Collect all lines containing the word "tentamos" from the data.

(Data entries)
┄┄┄┄┄┄┄┄┄┄┄┄┄┄┄┄┄┄┄┄

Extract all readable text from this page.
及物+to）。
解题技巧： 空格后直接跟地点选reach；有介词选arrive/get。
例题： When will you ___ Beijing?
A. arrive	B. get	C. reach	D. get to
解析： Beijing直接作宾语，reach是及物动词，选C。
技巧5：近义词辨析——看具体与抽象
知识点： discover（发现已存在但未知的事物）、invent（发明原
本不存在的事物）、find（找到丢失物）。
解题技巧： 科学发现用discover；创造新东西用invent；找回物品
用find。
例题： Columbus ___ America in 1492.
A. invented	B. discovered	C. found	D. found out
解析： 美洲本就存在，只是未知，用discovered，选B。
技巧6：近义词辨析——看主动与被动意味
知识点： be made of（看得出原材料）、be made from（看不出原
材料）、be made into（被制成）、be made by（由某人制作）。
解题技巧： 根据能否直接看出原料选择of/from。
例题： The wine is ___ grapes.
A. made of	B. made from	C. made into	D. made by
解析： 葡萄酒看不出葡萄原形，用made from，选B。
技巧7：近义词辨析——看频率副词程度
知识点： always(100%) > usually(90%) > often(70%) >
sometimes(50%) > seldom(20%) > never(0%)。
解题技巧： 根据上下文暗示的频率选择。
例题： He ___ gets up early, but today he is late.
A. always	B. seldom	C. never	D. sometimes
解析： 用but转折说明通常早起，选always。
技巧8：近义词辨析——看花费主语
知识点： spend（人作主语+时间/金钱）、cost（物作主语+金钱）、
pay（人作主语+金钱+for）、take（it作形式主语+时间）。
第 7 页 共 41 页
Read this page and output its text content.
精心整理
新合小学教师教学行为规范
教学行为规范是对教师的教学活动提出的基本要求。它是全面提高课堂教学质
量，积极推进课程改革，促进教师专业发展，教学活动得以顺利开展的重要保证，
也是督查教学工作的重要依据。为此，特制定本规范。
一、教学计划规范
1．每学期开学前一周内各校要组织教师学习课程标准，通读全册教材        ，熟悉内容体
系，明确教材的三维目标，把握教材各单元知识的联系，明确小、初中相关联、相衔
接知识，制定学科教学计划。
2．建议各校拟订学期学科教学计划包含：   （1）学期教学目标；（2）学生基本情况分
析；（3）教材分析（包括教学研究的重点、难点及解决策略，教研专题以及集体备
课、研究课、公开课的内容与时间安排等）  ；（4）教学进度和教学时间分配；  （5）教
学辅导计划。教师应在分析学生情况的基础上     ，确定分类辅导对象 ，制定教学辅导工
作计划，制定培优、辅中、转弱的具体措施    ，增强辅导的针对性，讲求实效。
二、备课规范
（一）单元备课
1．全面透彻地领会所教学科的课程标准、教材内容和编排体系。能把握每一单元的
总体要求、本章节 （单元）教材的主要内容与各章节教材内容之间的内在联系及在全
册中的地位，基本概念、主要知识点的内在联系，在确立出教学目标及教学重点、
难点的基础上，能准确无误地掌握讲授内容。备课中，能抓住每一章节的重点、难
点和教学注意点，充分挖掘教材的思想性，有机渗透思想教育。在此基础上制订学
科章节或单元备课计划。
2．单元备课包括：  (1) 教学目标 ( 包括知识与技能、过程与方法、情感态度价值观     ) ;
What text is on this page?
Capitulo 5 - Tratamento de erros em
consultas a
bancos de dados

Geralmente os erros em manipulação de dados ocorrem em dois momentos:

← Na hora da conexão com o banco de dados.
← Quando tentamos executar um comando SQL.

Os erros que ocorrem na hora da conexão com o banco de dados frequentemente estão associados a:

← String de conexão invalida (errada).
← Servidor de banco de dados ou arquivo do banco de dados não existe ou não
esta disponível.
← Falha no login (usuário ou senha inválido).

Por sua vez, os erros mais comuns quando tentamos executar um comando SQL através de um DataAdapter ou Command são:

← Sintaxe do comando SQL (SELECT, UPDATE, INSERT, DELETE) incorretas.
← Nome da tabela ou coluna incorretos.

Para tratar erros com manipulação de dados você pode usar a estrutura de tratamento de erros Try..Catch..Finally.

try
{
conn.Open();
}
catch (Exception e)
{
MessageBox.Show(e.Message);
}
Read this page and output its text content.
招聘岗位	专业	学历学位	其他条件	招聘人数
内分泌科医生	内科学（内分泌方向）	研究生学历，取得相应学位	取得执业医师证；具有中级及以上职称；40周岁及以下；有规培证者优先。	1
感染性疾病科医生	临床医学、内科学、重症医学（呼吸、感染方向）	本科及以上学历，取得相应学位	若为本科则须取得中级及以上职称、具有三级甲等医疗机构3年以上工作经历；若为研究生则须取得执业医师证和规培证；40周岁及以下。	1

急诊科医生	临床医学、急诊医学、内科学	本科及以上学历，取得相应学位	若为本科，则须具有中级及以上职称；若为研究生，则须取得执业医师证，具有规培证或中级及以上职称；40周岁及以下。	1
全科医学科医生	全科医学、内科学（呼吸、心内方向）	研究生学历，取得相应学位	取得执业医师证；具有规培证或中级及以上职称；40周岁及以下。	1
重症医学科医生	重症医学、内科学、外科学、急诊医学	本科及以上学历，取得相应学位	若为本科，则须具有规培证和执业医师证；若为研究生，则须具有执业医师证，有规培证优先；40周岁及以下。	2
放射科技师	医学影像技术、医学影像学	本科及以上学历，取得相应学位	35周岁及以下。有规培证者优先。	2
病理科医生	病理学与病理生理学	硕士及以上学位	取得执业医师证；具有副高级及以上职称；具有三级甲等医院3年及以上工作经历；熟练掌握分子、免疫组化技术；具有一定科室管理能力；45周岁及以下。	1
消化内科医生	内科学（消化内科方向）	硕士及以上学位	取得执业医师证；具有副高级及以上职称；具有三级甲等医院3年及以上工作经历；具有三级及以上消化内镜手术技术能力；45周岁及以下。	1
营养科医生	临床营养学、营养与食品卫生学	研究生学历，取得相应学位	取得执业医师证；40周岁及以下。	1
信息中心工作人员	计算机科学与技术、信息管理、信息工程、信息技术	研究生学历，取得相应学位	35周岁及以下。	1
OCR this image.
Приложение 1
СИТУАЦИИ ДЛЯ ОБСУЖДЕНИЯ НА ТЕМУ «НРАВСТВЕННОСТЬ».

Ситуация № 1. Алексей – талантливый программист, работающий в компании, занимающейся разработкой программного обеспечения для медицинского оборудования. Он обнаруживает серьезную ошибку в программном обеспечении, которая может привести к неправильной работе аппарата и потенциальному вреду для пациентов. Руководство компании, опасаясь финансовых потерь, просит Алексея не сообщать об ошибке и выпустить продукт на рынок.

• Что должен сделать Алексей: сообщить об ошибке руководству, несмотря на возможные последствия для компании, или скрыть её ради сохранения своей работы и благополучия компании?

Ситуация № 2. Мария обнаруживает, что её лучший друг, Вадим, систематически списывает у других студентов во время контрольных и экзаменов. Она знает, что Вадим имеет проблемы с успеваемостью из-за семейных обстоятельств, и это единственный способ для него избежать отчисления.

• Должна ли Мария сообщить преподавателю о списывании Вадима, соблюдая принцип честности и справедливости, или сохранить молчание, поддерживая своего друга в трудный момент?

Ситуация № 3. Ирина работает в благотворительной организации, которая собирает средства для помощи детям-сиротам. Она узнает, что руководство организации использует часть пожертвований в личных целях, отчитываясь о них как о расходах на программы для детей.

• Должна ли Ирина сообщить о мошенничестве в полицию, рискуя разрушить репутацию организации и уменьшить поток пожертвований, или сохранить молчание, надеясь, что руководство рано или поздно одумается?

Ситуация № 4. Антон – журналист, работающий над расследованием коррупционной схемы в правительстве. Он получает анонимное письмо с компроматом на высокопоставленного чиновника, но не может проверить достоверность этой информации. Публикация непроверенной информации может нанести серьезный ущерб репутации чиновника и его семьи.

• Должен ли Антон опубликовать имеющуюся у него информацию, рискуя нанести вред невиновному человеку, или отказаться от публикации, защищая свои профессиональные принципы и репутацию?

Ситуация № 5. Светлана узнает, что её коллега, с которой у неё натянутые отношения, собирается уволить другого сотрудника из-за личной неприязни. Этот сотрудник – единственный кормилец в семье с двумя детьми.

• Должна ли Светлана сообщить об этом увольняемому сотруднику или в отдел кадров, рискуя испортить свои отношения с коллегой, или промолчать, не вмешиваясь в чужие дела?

┄┄┄┄┄┄┄┄┄┄┄┄┄┄┄┄┄┄┄┄

- _RIGHT ANSWER_:
← Quando tentamos executar um comando SQL.
Por sua vez, os erros mais comuns quando tentamos executar um comando SQL através de um DataAdapter ou Command são:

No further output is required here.